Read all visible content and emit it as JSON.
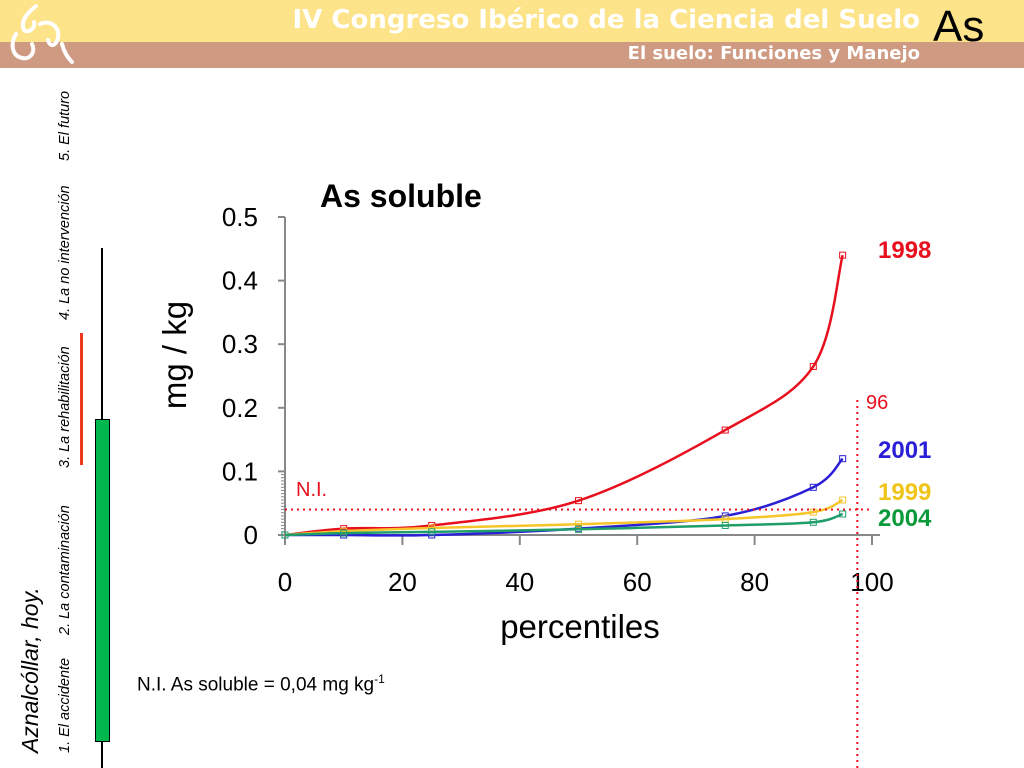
{
  "header": {
    "title": "IV Congreso Ibérico de la Ciencia del Suelo",
    "subtitle": "El suelo: Funciones y Manejo",
    "slide_tag": "As"
  },
  "sidebar": {
    "title": "Aznalcóllar, hoy.",
    "items": [
      {
        "label": "1. El accidente"
      },
      {
        "label": "2. La contaminación"
      },
      {
        "label": "3. La rehabilitación"
      },
      {
        "label": "4. La no intervención"
      },
      {
        "label": "5. El futuro"
      }
    ]
  },
  "footnote": {
    "text": "N.I. As soluble = 0,04 mg kg",
    "sup": "-1"
  },
  "chart_data": {
    "type": "line",
    "title": "As soluble",
    "xlabel": "percentiles",
    "ylabel": "mg / kg",
    "xlim": [
      0,
      100
    ],
    "ylim": [
      0,
      0.5
    ],
    "xticks": [
      "0",
      "20",
      "40",
      "60",
      "80",
      "100"
    ],
    "yticks": [
      "0",
      "0.1",
      "0.2",
      "0.3",
      "0.4",
      "0.5"
    ],
    "x": [
      0,
      10,
      25,
      50,
      75,
      90,
      95
    ],
    "series": [
      {
        "name": "1998",
        "color": "#e8101e",
        "values": [
          0,
          0.01,
          0.015,
          0.054,
          0.165,
          0.265,
          0.44
        ]
      },
      {
        "name": "2001",
        "color": "#2a1fd6",
        "values": [
          0,
          0,
          0,
          0.01,
          0.03,
          0.075,
          0.12
        ]
      },
      {
        "name": "1999",
        "color": "#f5c52a",
        "values": [
          0,
          0.006,
          0.011,
          0.017,
          0.025,
          0.036,
          0.055
        ]
      },
      {
        "name": "2004",
        "color": "#1f9e6a",
        "values": [
          0,
          0.003,
          0.005,
          0.009,
          0.015,
          0.02,
          0.033
        ]
      }
    ],
    "label_colors": {
      "1998": "#e8101e",
      "2001": "#2a1fd6",
      "1999": "#f0c419",
      "2004": "#0a9a3a"
    },
    "annotations": {
      "threshold_label": "N.I.",
      "threshold_value": 0.04,
      "percentile_label": "96",
      "percentile_value": 97.5
    }
  }
}
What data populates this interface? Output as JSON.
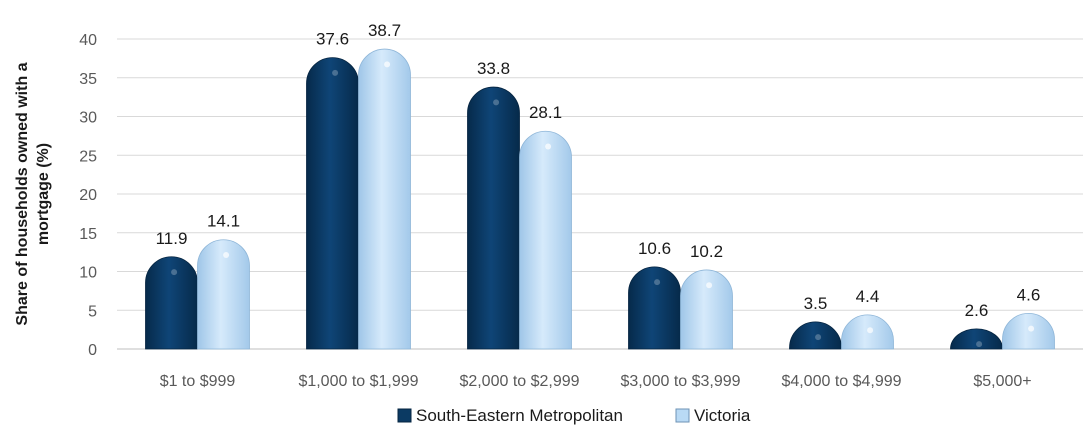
{
  "chart_data": {
    "type": "bar",
    "title": "",
    "xlabel": "",
    "ylabel": "Share of households owned with a mortgage (%)",
    "ylabel_lines": [
      "Share of households owned with a",
      "mortgage (%)"
    ],
    "ylim": [
      0,
      40
    ],
    "yticks": [
      0,
      5,
      10,
      15,
      20,
      25,
      30,
      35,
      40
    ],
    "grid": true,
    "legend_position": "bottom",
    "categories": [
      "$1 to $999",
      "$1,000 to $1,999",
      "$2,000 to $2,999",
      "$3,000 to $3,999",
      "$4,000 to $4,999",
      "$5,000+"
    ],
    "series": [
      {
        "name": "South-Eastern Metropolitan",
        "values": [
          11.9,
          37.6,
          33.8,
          10.6,
          3.5,
          2.6
        ],
        "color": "#0b3a63"
      },
      {
        "name": "Victoria",
        "values": [
          14.1,
          38.7,
          28.1,
          10.2,
          4.4,
          4.6
        ],
        "color": "#b9daf5"
      }
    ]
  }
}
________________
Working from the material above, transcribe it exactly while omitting pictures.

PROBLEM SOLUTION:
Read all visible content and emit it as JSON.
{
  "header": {
    "title": "IV Congreso Ibérico de la Ciencia del Suelo",
    "subtitle": "El suelo: Funciones y Manejo",
    "slide_tag": "As"
  },
  "sidebar": {
    "title": "Aznalcóllar, hoy.",
    "items": [
      {
        "label": "1. El accidente"
      },
      {
        "label": "2. La contaminación"
      },
      {
        "label": "3. La rehabilitación"
      },
      {
        "label": "4. La no intervención"
      },
      {
        "label": "5. El futuro"
      }
    ]
  },
  "footnote": {
    "text": "N.I. As soluble = 0,04 mg kg",
    "sup": "-1"
  },
  "chart_data": {
    "type": "line",
    "title": "As soluble",
    "xlabel": "percentiles",
    "ylabel": "mg / kg",
    "xlim": [
      0,
      100
    ],
    "ylim": [
      0,
      0.5
    ],
    "xticks": [
      "0",
      "20",
      "40",
      "60",
      "80",
      "100"
    ],
    "yticks": [
      "0",
      "0.1",
      "0.2",
      "0.3",
      "0.4",
      "0.5"
    ],
    "x": [
      0,
      10,
      25,
      50,
      75,
      90,
      95
    ],
    "series": [
      {
        "name": "1998",
        "color": "#e8101e",
        "values": [
          0,
          0.01,
          0.015,
          0.054,
          0.165,
          0.265,
          0.44
        ]
      },
      {
        "name": "2001",
        "color": "#2a1fd6",
        "values": [
          0,
          0,
          0,
          0.01,
          0.03,
          0.075,
          0.12
        ]
      },
      {
        "name": "1999",
        "color": "#f5c52a",
        "values": [
          0,
          0.006,
          0.011,
          0.017,
          0.025,
          0.036,
          0.055
        ]
      },
      {
        "name": "2004",
        "color": "#1f9e6a",
        "values": [
          0,
          0.003,
          0.005,
          0.009,
          0.015,
          0.02,
          0.033
        ]
      }
    ],
    "label_colors": {
      "1998": "#e8101e",
      "2001": "#2a1fd6",
      "1999": "#f0c419",
      "2004": "#0a9a3a"
    },
    "annotations": {
      "threshold_label": "N.I.",
      "threshold_value": 0.04,
      "percentile_label": "96",
      "percentile_value": 97.5
    }
  }
}
What data populates this interface? Output as JSON.
{
  "chart_data": {
    "type": "bar",
    "title": "",
    "xlabel": "",
    "ylabel": "Share of households owned with a mortgage (%)",
    "ylabel_lines": [
      "Share of households owned with a",
      "mortgage (%)"
    ],
    "ylim": [
      0,
      40
    ],
    "yticks": [
      0,
      5,
      10,
      15,
      20,
      25,
      30,
      35,
      40
    ],
    "grid": true,
    "legend_position": "bottom",
    "categories": [
      "$1 to $999",
      "$1,000 to $1,999",
      "$2,000 to $2,999",
      "$3,000 to $3,999",
      "$4,000 to $4,999",
      "$5,000+"
    ],
    "series": [
      {
        "name": "South-Eastern Metropolitan",
        "values": [
          11.9,
          37.6,
          33.8,
          10.6,
          3.5,
          2.6
        ],
        "color": "#0b3a63"
      },
      {
        "name": "Victoria",
        "values": [
          14.1,
          38.7,
          28.1,
          10.2,
          4.4,
          4.6
        ],
        "color": "#b9daf5"
      }
    ]
  }
}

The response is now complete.